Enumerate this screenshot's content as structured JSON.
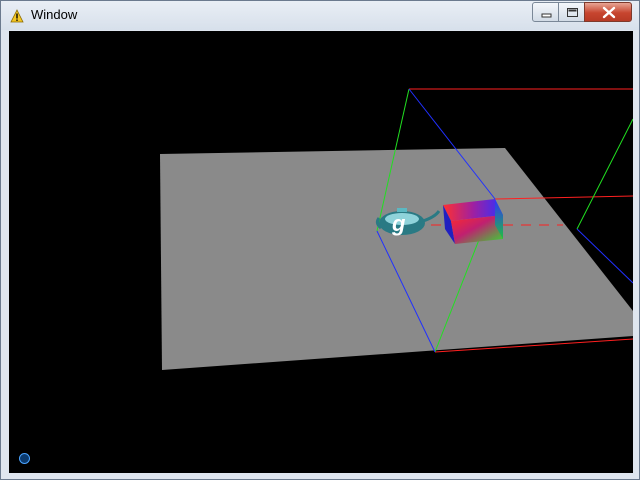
{
  "window": {
    "title": "Window",
    "icon": "warning-icon"
  },
  "title_controls": {
    "minimize_icon": "minimize-icon",
    "maximize_icon": "maximize-icon",
    "close_icon": "close-icon"
  },
  "scene": {
    "background_color": "#000000",
    "plane_color": "#8a8a8a",
    "axis_colors": {
      "x": "#ff2020",
      "y": "#20e020",
      "z": "#2030ff"
    },
    "teapot_label": "g",
    "status_indicator_color": "#4aa3ff"
  }
}
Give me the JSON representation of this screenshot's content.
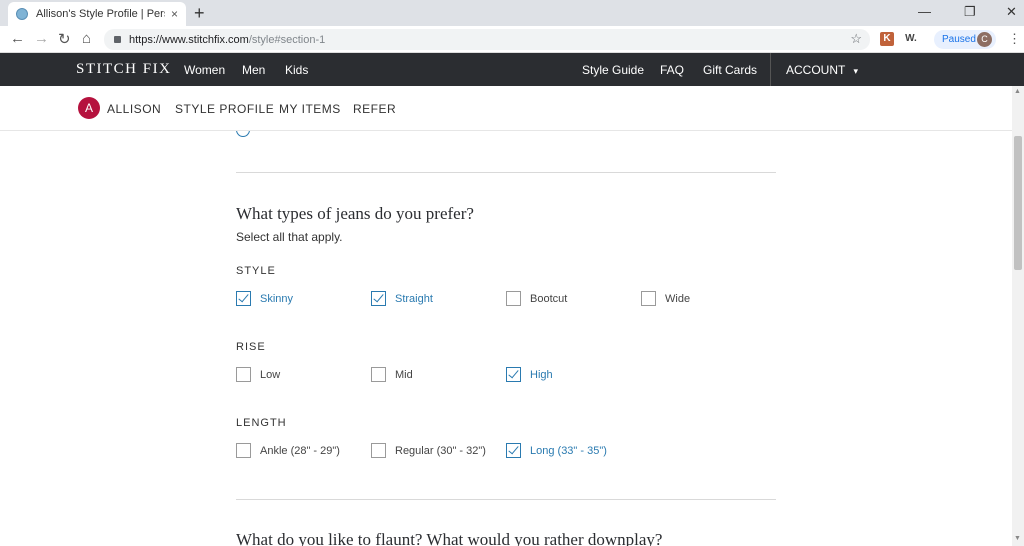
{
  "browser": {
    "tab_title": "Allison's Style Profile | Personal S",
    "tab_close": "×",
    "new_tab": "+",
    "url_host": "https://www.stitchfix.com",
    "url_path": "/style#section-1",
    "ext_ws": "W.",
    "paused_label": "Paused",
    "profile_initial": "C"
  },
  "site": {
    "logo": "STITCH FIX",
    "nav": [
      "Women",
      "Men",
      "Kids"
    ],
    "right_nav": [
      "Style Guide",
      "FAQ",
      "Gift Cards"
    ],
    "account": "ACCOUNT",
    "caret": "▾"
  },
  "subnav": {
    "avatar_letter": "A",
    "user_name": "ALLISON",
    "links": [
      "STYLE PROFILE",
      "MY ITEMS",
      "REFER"
    ]
  },
  "jeans": {
    "question": "What types of jeans do you prefer?",
    "hint": "Select all that apply.",
    "style": {
      "label": "STYLE",
      "options": [
        {
          "label": "Skinny",
          "checked": true
        },
        {
          "label": "Straight",
          "checked": true
        },
        {
          "label": "Bootcut",
          "checked": false
        },
        {
          "label": "Wide",
          "checked": false
        }
      ]
    },
    "rise": {
      "label": "RISE",
      "options": [
        {
          "label": "Low",
          "checked": false
        },
        {
          "label": "Mid",
          "checked": false
        },
        {
          "label": "High",
          "checked": true
        }
      ]
    },
    "length": {
      "label": "LENGTH",
      "options": [
        {
          "label": "Ankle (28\" - 29\")",
          "checked": false
        },
        {
          "label": "Regular (30\" - 32\")",
          "checked": false
        },
        {
          "label": "Long (33\" - 35\")",
          "checked": true
        }
      ]
    }
  },
  "next_question": "What do you like to flaunt? What would you rather downplay?",
  "colors": {
    "accent": "#2a7ab0",
    "nav_bg": "#2b2d31",
    "avatar_bg": "#b5123e"
  }
}
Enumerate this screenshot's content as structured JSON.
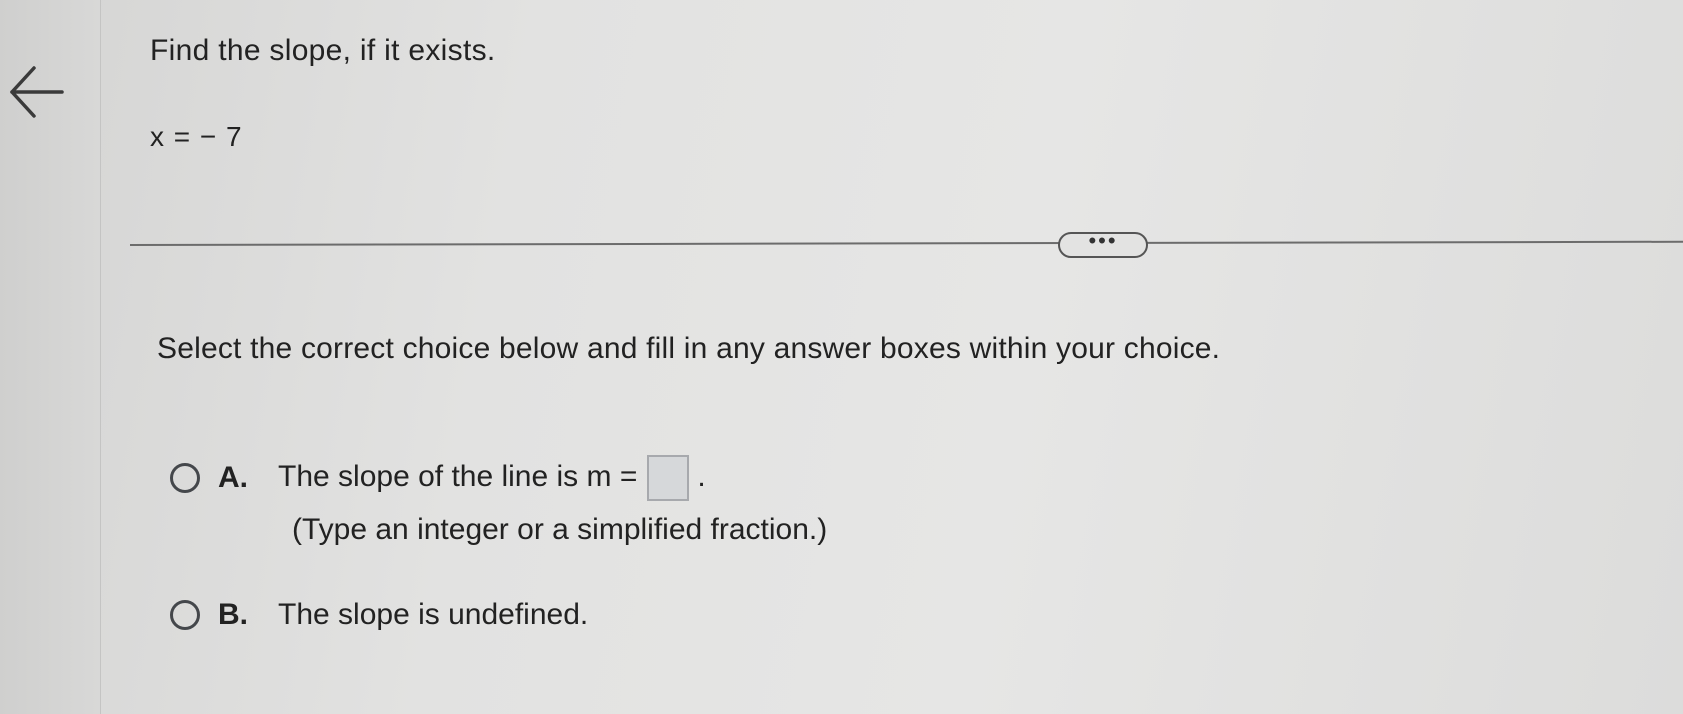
{
  "question": {
    "title": "Find the slope, if it exists.",
    "equation": "x = − 7"
  },
  "divider": {
    "more_label": "•••"
  },
  "instruction": "Select the correct choice below and fill in any answer boxes within your choice.",
  "choices": [
    {
      "letter": "A.",
      "text_before": "The slope of the line is m =",
      "text_after": ".",
      "answer_value": "",
      "hint": "(Type an integer or a simplified fraction.)",
      "selected": false
    },
    {
      "letter": "B.",
      "text": "The slope is undefined.",
      "selected": false
    }
  ],
  "icons": {
    "back": "arrow-left-icon"
  },
  "colors": {
    "background": "#e2e2e1",
    "text": "#222222",
    "radio_border": "#44474b",
    "answer_box_fill": "#d6d8da"
  }
}
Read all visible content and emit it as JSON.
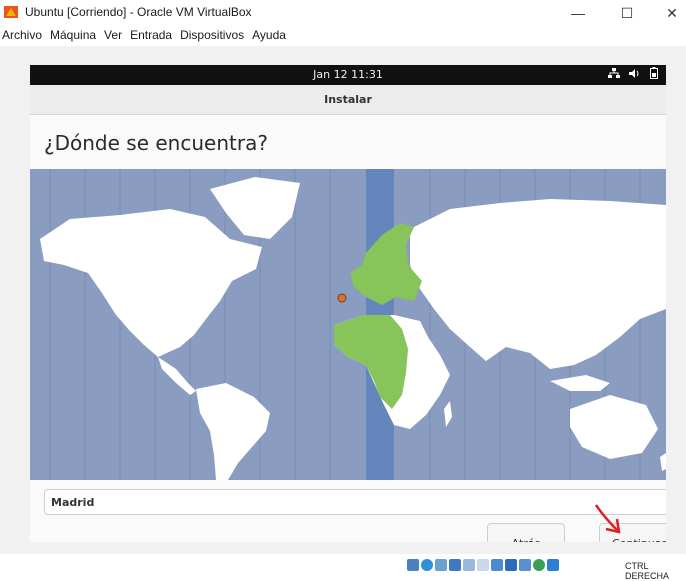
{
  "window": {
    "title": "Ubuntu [Corriendo] - Oracle VM VirtualBox"
  },
  "menu": [
    "Archivo",
    "Máquina",
    "Ver",
    "Entrada",
    "Dispositivos",
    "Ayuda"
  ],
  "guest": {
    "clock": "Jan 12  11:31",
    "dialog_title": "Instalar",
    "question": "¿Dónde se encuentra?",
    "timezone_value": "Madrid",
    "back_label": "Atrás",
    "continue_label": "Continuar"
  },
  "status": {
    "host_key": "CTRL DERECHA"
  },
  "colors": {
    "ocean": "#8a9cc0",
    "land": "#ffffff",
    "selected_zone": "#87c45a",
    "selected_band": "#6586bc",
    "annotation_arrow": "#e02020"
  },
  "icons": [
    "virtualbox-logo-icon",
    "network-icon",
    "volume-icon",
    "battery-icon",
    "pointer-arrow-icon"
  ]
}
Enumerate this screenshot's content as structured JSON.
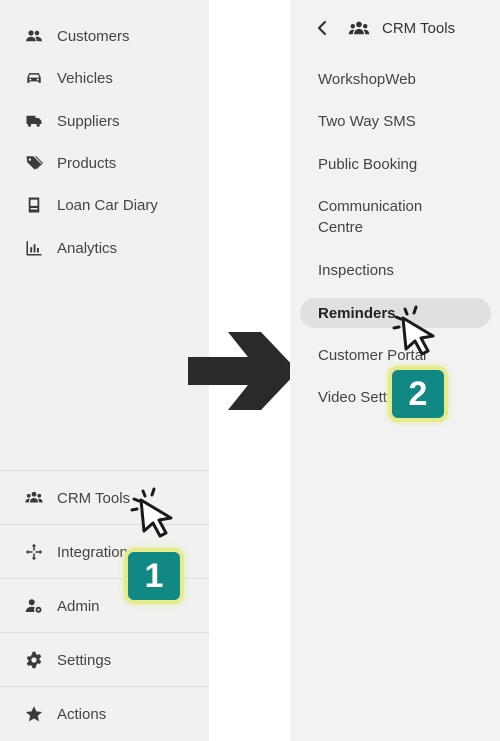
{
  "left_nav": {
    "items": [
      {
        "label": "Customers",
        "icon": "customers-icon"
      },
      {
        "label": "Vehicles",
        "icon": "car-icon"
      },
      {
        "label": "Suppliers",
        "icon": "truck-icon"
      },
      {
        "label": "Products",
        "icon": "tag-icon"
      },
      {
        "label": "Loan Car Diary",
        "icon": "diary-icon"
      },
      {
        "label": "Analytics",
        "icon": "bar-chart-icon"
      }
    ],
    "bottom_items": [
      {
        "label": "CRM Tools",
        "icon": "group-icon"
      },
      {
        "label": "Integrations",
        "icon": "move-arrows-icon"
      },
      {
        "label": "Admin",
        "icon": "user-gear-icon"
      },
      {
        "label": "Settings",
        "icon": "gear-icon"
      },
      {
        "label": "Actions",
        "icon": "star-icon"
      }
    ]
  },
  "crm_menu": {
    "title": "CRM Tools",
    "items": [
      {
        "label": "WorkshopWeb"
      },
      {
        "label": "Two Way SMS"
      },
      {
        "label": "Public Booking"
      },
      {
        "label": "Communication Centre"
      },
      {
        "label": "Inspections"
      },
      {
        "label": "Reminders",
        "active": true
      },
      {
        "label": "Customer Portal"
      },
      {
        "label": "Video Settings"
      }
    ]
  },
  "steps": [
    {
      "number": "1"
    },
    {
      "number": "2"
    }
  ],
  "colors": {
    "badge_bg": "#128884",
    "badge_border": "#e5ea8a",
    "panel_bg": "#f1f1f1",
    "active_bg": "#e0e0e0",
    "arrow": "#2a2a2a"
  }
}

Task description -> Copy all the lines of data exactly as they appear, dropping any images.

Result for this task ->
Enumerate this screenshot's content as structured JSON.
{
  "window": {
    "title": "Window",
    "icon": "warning-icon"
  },
  "title_controls": {
    "minimize_icon": "minimize-icon",
    "maximize_icon": "maximize-icon",
    "close_icon": "close-icon"
  },
  "scene": {
    "background_color": "#000000",
    "plane_color": "#8a8a8a",
    "axis_colors": {
      "x": "#ff2020",
      "y": "#20e020",
      "z": "#2030ff"
    },
    "teapot_label": "g",
    "status_indicator_color": "#4aa3ff"
  }
}
Give me the JSON representation of this screenshot's content.
{
  "browser": {
    "tab_title": "Allison's Style Profile | Personal S",
    "tab_close": "×",
    "new_tab": "+",
    "url_host": "https://www.stitchfix.com",
    "url_path": "/style#section-1",
    "ext_ws": "W.",
    "paused_label": "Paused",
    "profile_initial": "C"
  },
  "site": {
    "logo": "STITCH FIX",
    "nav": [
      "Women",
      "Men",
      "Kids"
    ],
    "right_nav": [
      "Style Guide",
      "FAQ",
      "Gift Cards"
    ],
    "account": "ACCOUNT",
    "caret": "▾"
  },
  "subnav": {
    "avatar_letter": "A",
    "user_name": "ALLISON",
    "links": [
      "STYLE PROFILE",
      "MY ITEMS",
      "REFER"
    ]
  },
  "jeans": {
    "question": "What types of jeans do you prefer?",
    "hint": "Select all that apply.",
    "style": {
      "label": "STYLE",
      "options": [
        {
          "label": "Skinny",
          "checked": true
        },
        {
          "label": "Straight",
          "checked": true
        },
        {
          "label": "Bootcut",
          "checked": false
        },
        {
          "label": "Wide",
          "checked": false
        }
      ]
    },
    "rise": {
      "label": "RISE",
      "options": [
        {
          "label": "Low",
          "checked": false
        },
        {
          "label": "Mid",
          "checked": false
        },
        {
          "label": "High",
          "checked": true
        }
      ]
    },
    "length": {
      "label": "LENGTH",
      "options": [
        {
          "label": "Ankle (28\" - 29\")",
          "checked": false
        },
        {
          "label": "Regular (30\" - 32\")",
          "checked": false
        },
        {
          "label": "Long (33\" - 35\")",
          "checked": true
        }
      ]
    }
  },
  "next_question": "What do you like to flaunt? What would you rather downplay?",
  "colors": {
    "accent": "#2a7ab0",
    "nav_bg": "#2b2d31",
    "avatar_bg": "#b5123e"
  }
}
Enumerate this screenshot's content as structured JSON.
{
  "question": {
    "title": "Find the slope, if it exists.",
    "equation": "x = − 7"
  },
  "divider": {
    "more_label": "•••"
  },
  "instruction": "Select the correct choice below and fill in any answer boxes within your choice.",
  "choices": [
    {
      "letter": "A.",
      "text_before": "The slope of the line is m =",
      "text_after": ".",
      "answer_value": "",
      "hint": "(Type an integer or a simplified fraction.)",
      "selected": false
    },
    {
      "letter": "B.",
      "text": "The slope is undefined.",
      "selected": false
    }
  ],
  "icons": {
    "back": "arrow-left-icon"
  },
  "colors": {
    "background": "#e2e2e1",
    "text": "#222222",
    "radio_border": "#44474b",
    "answer_box_fill": "#d6d8da"
  }
}
Read all visible content and emit it as JSON.
{
  "window": {
    "title": "Ubuntu [Corriendo] - Oracle VM VirtualBox"
  },
  "menu": [
    "Archivo",
    "Máquina",
    "Ver",
    "Entrada",
    "Dispositivos",
    "Ayuda"
  ],
  "guest": {
    "clock": "Jan 12  11:31",
    "dialog_title": "Instalar",
    "question": "¿Dónde se encuentra?",
    "timezone_value": "Madrid",
    "back_label": "Atrás",
    "continue_label": "Continuar"
  },
  "status": {
    "host_key": "CTRL DERECHA"
  },
  "colors": {
    "ocean": "#8a9cc0",
    "land": "#ffffff",
    "selected_zone": "#87c45a",
    "selected_band": "#6586bc",
    "annotation_arrow": "#e02020"
  },
  "icons": [
    "virtualbox-logo-icon",
    "network-icon",
    "volume-icon",
    "battery-icon",
    "pointer-arrow-icon"
  ]
}
Enumerate this screenshot's content as structured JSON.
{
  "left_nav": {
    "items": [
      {
        "label": "Customers",
        "icon": "customers-icon"
      },
      {
        "label": "Vehicles",
        "icon": "car-icon"
      },
      {
        "label": "Suppliers",
        "icon": "truck-icon"
      },
      {
        "label": "Products",
        "icon": "tag-icon"
      },
      {
        "label": "Loan Car Diary",
        "icon": "diary-icon"
      },
      {
        "label": "Analytics",
        "icon": "bar-chart-icon"
      }
    ],
    "bottom_items": [
      {
        "label": "CRM Tools",
        "icon": "group-icon"
      },
      {
        "label": "Integrations",
        "icon": "move-arrows-icon"
      },
      {
        "label": "Admin",
        "icon": "user-gear-icon"
      },
      {
        "label": "Settings",
        "icon": "gear-icon"
      },
      {
        "label": "Actions",
        "icon": "star-icon"
      }
    ]
  },
  "crm_menu": {
    "title": "CRM Tools",
    "items": [
      {
        "label": "WorkshopWeb"
      },
      {
        "label": "Two Way SMS"
      },
      {
        "label": "Public Booking"
      },
      {
        "label": "Communication Centre"
      },
      {
        "label": "Inspections"
      },
      {
        "label": "Reminders",
        "active": true
      },
      {
        "label": "Customer Portal"
      },
      {
        "label": "Video Settings"
      }
    ]
  },
  "steps": [
    {
      "number": "1"
    },
    {
      "number": "2"
    }
  ],
  "colors": {
    "badge_bg": "#128884",
    "badge_border": "#e5ea8a",
    "panel_bg": "#f1f1f1",
    "active_bg": "#e0e0e0",
    "arrow": "#2a2a2a"
  }
}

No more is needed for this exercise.